» **Excerpted data**:

__________

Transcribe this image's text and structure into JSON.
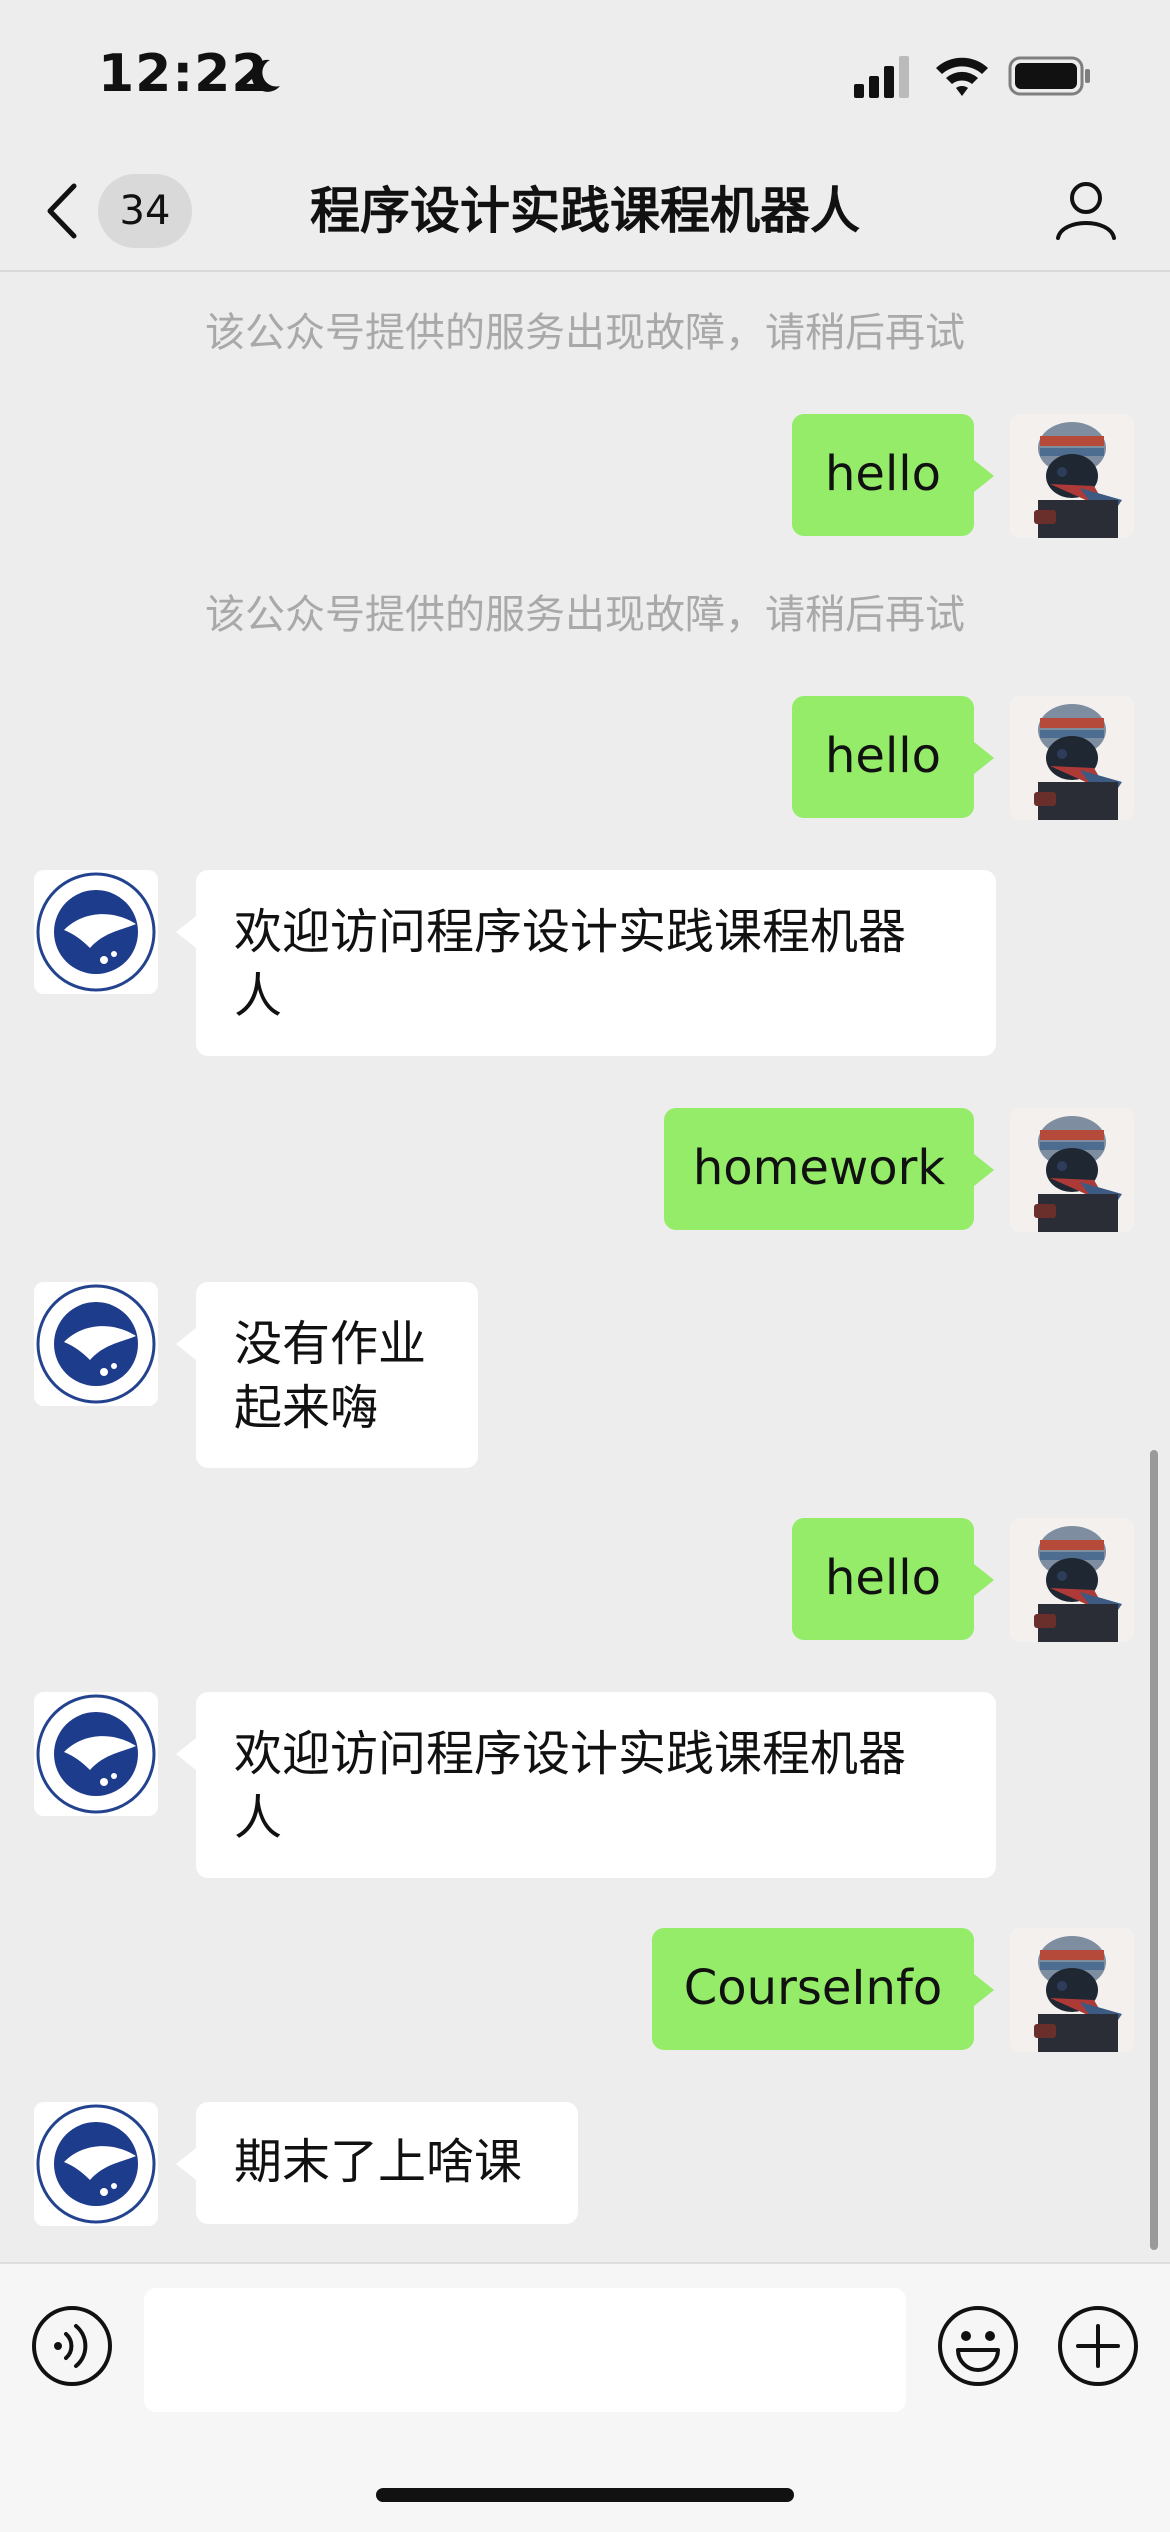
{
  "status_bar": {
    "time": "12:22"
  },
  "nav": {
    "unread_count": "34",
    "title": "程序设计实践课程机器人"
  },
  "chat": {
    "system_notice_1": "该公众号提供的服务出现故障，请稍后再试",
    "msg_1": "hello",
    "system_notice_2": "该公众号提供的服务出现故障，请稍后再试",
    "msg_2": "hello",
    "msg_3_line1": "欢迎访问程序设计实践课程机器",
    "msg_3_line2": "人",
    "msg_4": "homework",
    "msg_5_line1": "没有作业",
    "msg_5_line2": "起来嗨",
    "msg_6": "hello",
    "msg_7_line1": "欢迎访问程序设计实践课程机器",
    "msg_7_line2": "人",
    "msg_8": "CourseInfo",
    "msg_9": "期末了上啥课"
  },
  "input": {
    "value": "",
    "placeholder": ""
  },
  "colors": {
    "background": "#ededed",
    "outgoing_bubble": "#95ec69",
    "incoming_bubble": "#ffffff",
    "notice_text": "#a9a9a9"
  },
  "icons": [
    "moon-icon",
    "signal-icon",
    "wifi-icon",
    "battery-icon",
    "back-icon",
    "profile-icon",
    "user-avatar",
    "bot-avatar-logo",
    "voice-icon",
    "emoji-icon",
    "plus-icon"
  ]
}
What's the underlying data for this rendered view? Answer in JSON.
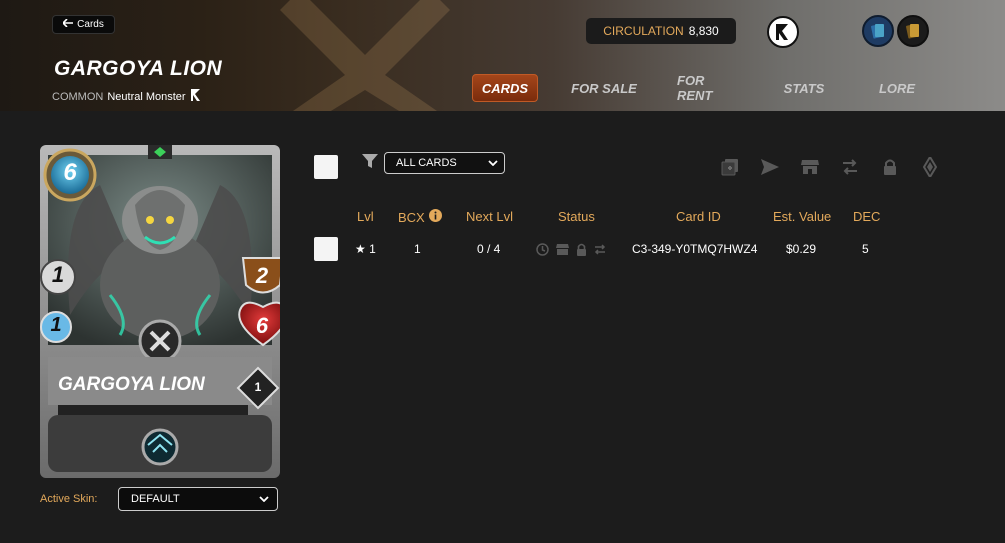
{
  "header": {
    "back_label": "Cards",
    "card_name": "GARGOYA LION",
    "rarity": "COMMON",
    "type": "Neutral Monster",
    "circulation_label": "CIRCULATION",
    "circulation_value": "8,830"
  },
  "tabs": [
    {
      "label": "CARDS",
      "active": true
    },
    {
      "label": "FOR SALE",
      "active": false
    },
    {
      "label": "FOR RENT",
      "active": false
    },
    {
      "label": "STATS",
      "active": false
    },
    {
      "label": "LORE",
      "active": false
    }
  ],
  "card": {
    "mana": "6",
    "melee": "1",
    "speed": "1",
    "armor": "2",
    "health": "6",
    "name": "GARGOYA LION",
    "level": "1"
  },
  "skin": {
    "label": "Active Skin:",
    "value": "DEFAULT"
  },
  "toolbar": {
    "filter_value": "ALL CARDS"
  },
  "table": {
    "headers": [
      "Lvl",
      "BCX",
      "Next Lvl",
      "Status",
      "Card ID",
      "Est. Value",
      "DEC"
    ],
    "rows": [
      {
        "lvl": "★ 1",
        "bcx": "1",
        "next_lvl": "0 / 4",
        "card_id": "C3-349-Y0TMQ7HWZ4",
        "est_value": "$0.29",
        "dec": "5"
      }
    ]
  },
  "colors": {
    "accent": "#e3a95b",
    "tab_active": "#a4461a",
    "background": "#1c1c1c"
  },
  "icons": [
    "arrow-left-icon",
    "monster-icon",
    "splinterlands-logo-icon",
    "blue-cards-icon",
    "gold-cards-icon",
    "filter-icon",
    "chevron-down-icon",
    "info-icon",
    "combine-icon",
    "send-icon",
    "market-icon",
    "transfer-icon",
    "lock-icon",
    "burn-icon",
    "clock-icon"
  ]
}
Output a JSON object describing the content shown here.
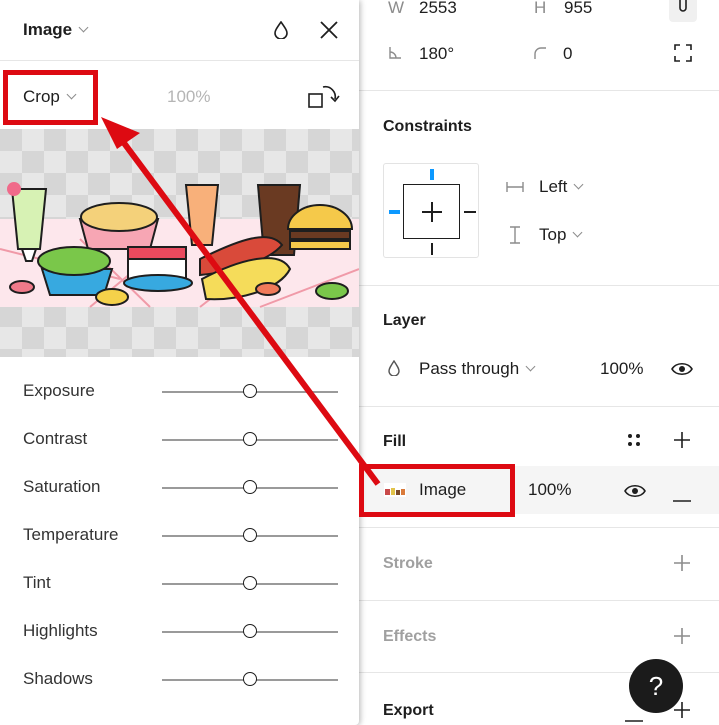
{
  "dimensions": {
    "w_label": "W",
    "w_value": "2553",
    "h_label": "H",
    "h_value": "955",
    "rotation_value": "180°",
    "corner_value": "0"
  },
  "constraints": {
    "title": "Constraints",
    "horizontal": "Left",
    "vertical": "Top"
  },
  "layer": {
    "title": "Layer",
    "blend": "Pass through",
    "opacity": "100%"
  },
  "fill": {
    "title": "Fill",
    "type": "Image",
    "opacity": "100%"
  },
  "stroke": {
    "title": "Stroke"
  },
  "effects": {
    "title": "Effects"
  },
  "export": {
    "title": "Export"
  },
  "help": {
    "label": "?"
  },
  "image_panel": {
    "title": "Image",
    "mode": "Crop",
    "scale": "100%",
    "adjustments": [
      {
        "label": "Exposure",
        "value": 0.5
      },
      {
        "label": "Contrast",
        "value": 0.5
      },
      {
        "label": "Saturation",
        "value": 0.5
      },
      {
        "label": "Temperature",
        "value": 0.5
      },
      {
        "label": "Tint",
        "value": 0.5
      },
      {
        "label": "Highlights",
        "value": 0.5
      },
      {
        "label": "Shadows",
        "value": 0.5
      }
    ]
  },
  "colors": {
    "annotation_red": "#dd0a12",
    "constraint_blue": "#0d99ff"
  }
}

__________

» **Problem description**: Using the records above, pull out each line where the word "请稍后再试" occurs.

» **Written solution**:
    "system_notice_1": "该公众号提供的服务出现故障，请稍后再试",
    "system_notice_2": "该公众号提供的服务出现故障，请稍后再试",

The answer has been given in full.